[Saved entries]
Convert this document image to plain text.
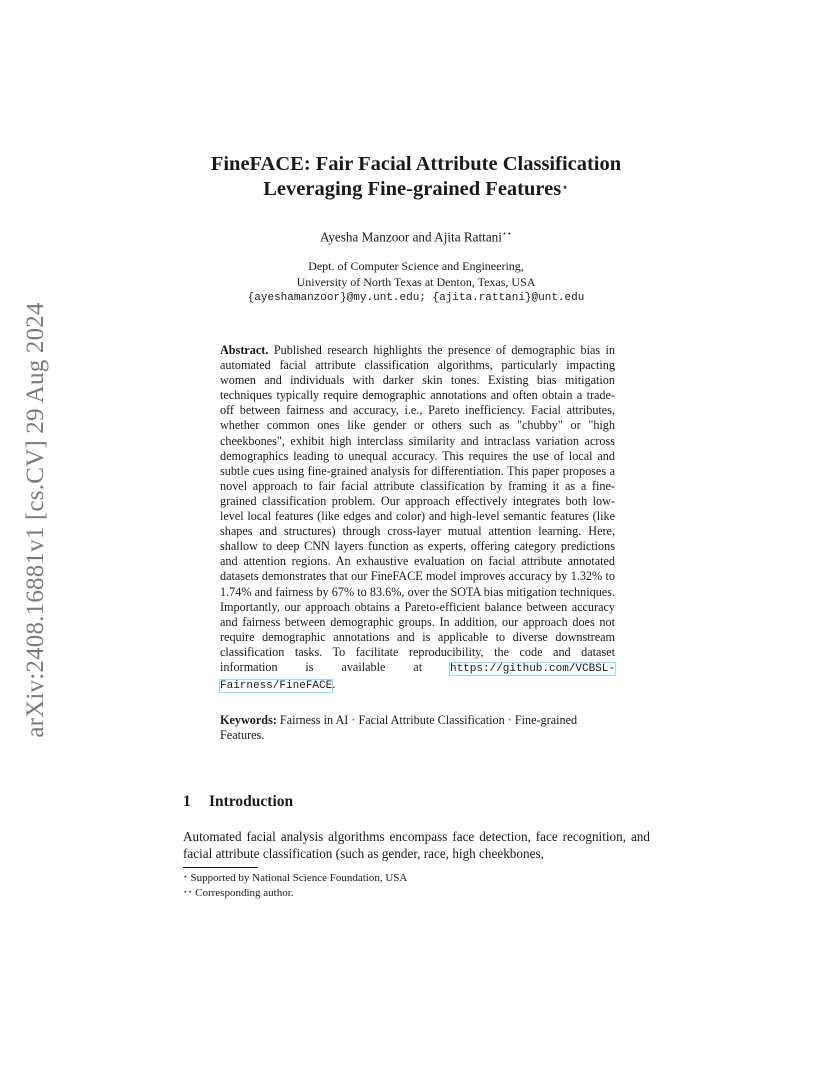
arXiv:2408.16881v1 [cs.CV] 29 Aug 2024
FineFACE: Fair Facial Attribute Classification
Leveraging Fine-grained Features⋆
Ayesha Manzoor and Ajita Rattani⋆⋆
Dept. of Computer Science and Engineering,
University of North Texas at Denton, Texas, USA
{ayeshamanzoor}@my.unt.edu; {ajita.rattani}@unt.edu

Abstract. Published research highlights the presence of demographic bias in automated facial attribute classification algorithms, particularly impacting women and individuals with darker skin tones. Existing bias mitigation techniques typically require demographic annotations and often obtain a trade-off between fairness and accuracy, i.e., Pareto inefficiency. Facial attributes, whether common ones like gender or others such as "chubby" or "high cheekbones", exhibit high interclass similarity and intraclass variation across demographics leading to unequal accuracy. This requires the use of local and subtle cues using fine-grained analysis for differentiation. This paper proposes a novel approach to fair facial attribute classification by framing it as a fine-grained classification problem. Our approach effectively integrates both low-level local features (like edges and color) and high-level semantic features (like shapes and structures) through cross-layer mutual attention learning. Here, shallow to deep CNN layers function as experts, offering category predictions and attention regions. An exhaustive evaluation on facial attribute annotated datasets demonstrates that our FineFACE model improves accuracy by 1.32% to 1.74% and fairness by 67% to 83.6%, over the SOTA bias mitigation techniques. Importantly, our approach obtains a Pareto-efficient balance between accuracy and fairness between demographic groups. In addition, our approach does not require demographic annotations and is applicable to diverse downstream classification tasks. To facilitate reproducibility, the code and dataset information is available at	https://github.com/VCBSL-Fairness/FineFACE.

Keywords: Fairness in AI · Facial Attribute Classification · Fine-grained Features.
1 Introduction

Automated facial analysis algorithms encompass face detection, face recognition, and facial attribute classification (such as gender, race, high cheekbones,

⋆ Supported by National Science Foundation, USA
⋆⋆ Corresponding author.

▶ **What is asked**
Reproduce the whole listing above word for word, but not its pictures.

▶ **Solution for this task**
Convert this document image to plain text.
arXiv:2408.16881v1 [cs.CV] 29 Aug 2024
FineFACE: Fair Facial Attribute Classification
Leveraging Fine-grained Features⋆
Ayesha Manzoor and Ajita Rattani⋆⋆
Dept. of Computer Science and Engineering,
University of North Texas at Denton, Texas, USA
{ayeshamanzoor}@my.unt.edu; {ajita.rattani}@unt.edu

Abstract. Published research highlights the presence of demographic bias in automated facial attribute classification algorithms, particularly impacting women and individuals with darker skin tones. Existing bias mitigation techniques typically require demographic annotations and often obtain a trade-off between fairness and accuracy, i.e., Pareto inefficiency. Facial attributes, whether common ones like gender or others such as "chubby" or "high cheekbones", exhibit high interclass similarity and intraclass variation across demographics leading to unequal accuracy. This requires the use of local and subtle cues using fine-grained analysis for differentiation. This paper proposes a novel approach to fair facial attribute classification by framing it as a fine-grained classification problem. Our approach effectively integrates both low-level local features (like edges and color) and high-level semantic features (like shapes and structures) through cross-layer mutual attention learning. Here, shallow to deep CNN layers function as experts, offering category predictions and attention regions. An exhaustive evaluation on facial attribute annotated datasets demonstrates that our FineFACE model improves accuracy by 1.32% to 1.74% and fairness by 67% to 83.6%, over the SOTA bias mitigation techniques. Importantly, our approach obtains a Pareto-efficient balance between accuracy and fairness between demographic groups. In addition, our approach does not require demographic annotations and is applicable to diverse downstream classification tasks. To facilitate reproducibility, the code and dataset information is available at	https://github.com/VCBSL-Fairness/FineFACE.

Keywords: Fairness in AI · Facial Attribute Classification · Fine-grained Features.
1 Introduction

Automated facial analysis algorithms encompass face detection, face recognition, and facial attribute classification (such as gender, race, high cheekbones,

⋆ Supported by National Science Foundation, USA
⋆⋆ Corresponding author.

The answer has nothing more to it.